(Stated problem):
Copy each line that has the string "Резерфорд" somewhere in it.
Begin Supplied records
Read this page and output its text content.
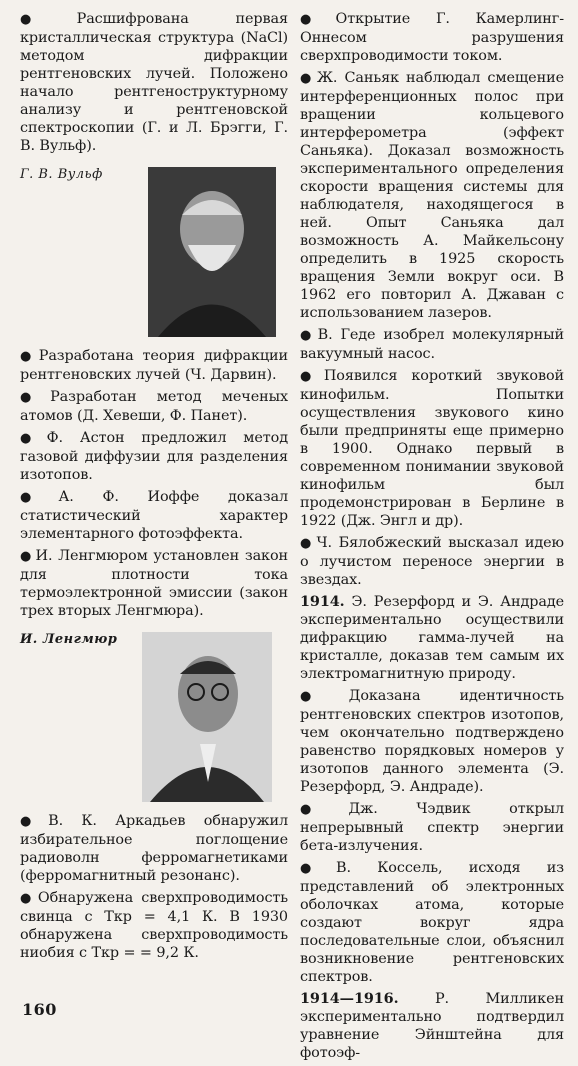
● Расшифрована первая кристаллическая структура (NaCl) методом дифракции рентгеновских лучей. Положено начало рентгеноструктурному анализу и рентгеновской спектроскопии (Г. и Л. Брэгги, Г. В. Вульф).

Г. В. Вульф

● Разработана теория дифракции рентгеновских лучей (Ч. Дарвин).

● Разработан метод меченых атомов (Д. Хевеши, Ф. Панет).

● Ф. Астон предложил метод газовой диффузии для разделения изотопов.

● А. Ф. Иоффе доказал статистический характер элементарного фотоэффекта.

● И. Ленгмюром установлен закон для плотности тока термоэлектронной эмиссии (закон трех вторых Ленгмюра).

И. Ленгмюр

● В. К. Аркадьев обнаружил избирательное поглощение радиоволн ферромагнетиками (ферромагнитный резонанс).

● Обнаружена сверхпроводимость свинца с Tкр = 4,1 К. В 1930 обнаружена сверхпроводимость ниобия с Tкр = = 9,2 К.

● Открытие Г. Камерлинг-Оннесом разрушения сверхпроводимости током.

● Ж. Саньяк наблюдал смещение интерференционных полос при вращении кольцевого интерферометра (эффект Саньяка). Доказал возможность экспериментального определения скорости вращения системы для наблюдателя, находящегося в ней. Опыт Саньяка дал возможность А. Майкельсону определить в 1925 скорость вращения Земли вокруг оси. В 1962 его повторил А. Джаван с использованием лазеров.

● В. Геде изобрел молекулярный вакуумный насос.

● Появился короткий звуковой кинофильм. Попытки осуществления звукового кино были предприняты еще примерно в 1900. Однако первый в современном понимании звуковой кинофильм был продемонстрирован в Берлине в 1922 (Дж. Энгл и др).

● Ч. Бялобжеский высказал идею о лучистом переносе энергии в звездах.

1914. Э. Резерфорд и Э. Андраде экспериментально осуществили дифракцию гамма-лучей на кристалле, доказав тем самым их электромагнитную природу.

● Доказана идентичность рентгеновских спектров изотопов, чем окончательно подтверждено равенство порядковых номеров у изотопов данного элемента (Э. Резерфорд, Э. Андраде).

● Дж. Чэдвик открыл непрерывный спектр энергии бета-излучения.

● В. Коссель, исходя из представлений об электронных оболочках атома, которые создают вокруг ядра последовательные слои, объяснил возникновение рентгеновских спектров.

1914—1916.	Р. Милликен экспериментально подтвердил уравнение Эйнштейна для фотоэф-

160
End Supplied records
Begin Supplied records
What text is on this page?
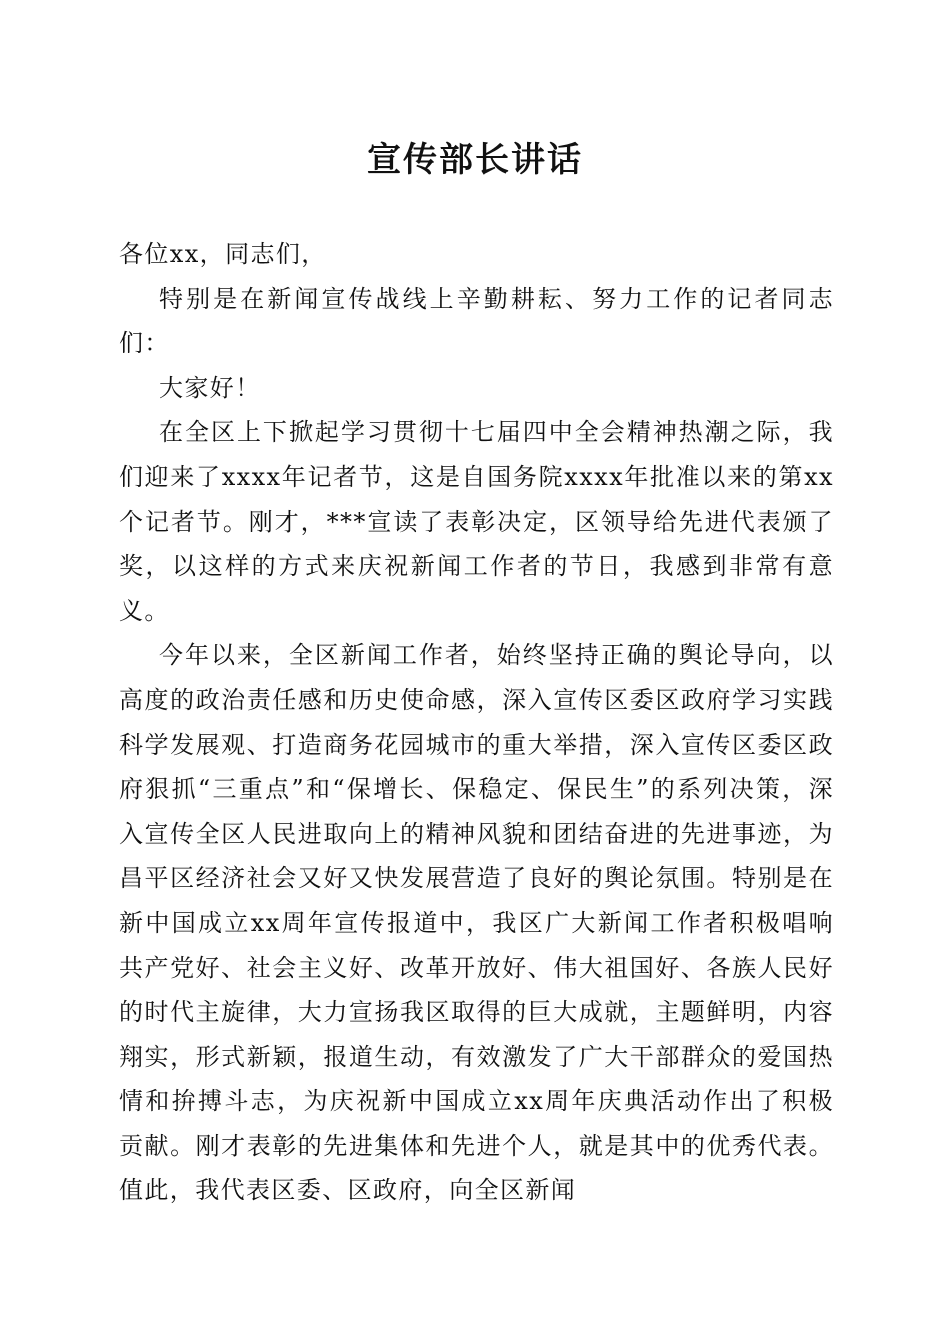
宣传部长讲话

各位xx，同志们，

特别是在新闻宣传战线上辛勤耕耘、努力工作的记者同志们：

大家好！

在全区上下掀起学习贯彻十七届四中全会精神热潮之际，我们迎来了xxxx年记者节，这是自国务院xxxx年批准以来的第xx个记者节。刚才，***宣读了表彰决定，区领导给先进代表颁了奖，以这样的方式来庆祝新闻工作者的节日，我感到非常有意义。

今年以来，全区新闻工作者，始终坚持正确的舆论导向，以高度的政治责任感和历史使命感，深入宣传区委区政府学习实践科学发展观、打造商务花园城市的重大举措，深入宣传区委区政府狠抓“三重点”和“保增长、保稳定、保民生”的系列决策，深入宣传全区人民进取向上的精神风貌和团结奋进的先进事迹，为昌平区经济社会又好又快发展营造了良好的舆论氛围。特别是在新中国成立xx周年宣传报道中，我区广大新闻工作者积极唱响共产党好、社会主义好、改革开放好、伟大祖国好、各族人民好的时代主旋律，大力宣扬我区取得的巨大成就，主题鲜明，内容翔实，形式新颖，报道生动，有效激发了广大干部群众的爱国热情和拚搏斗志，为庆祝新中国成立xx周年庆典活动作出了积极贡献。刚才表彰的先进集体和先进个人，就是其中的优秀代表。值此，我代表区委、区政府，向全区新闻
End Supplied records
(Result):
1914. Э. Резерфорд и Э. Андраде экспериментально осуществили дифракцию гамма-лучей на кристалле, доказав тем самым их электромагнитную природу.
● Доказана идентичность рентгеновских спектров изотопов, чем окончательно подтверждено равенство порядковых номеров у изотопов данного элемента (Э. Резерфорд, Э. Андраде).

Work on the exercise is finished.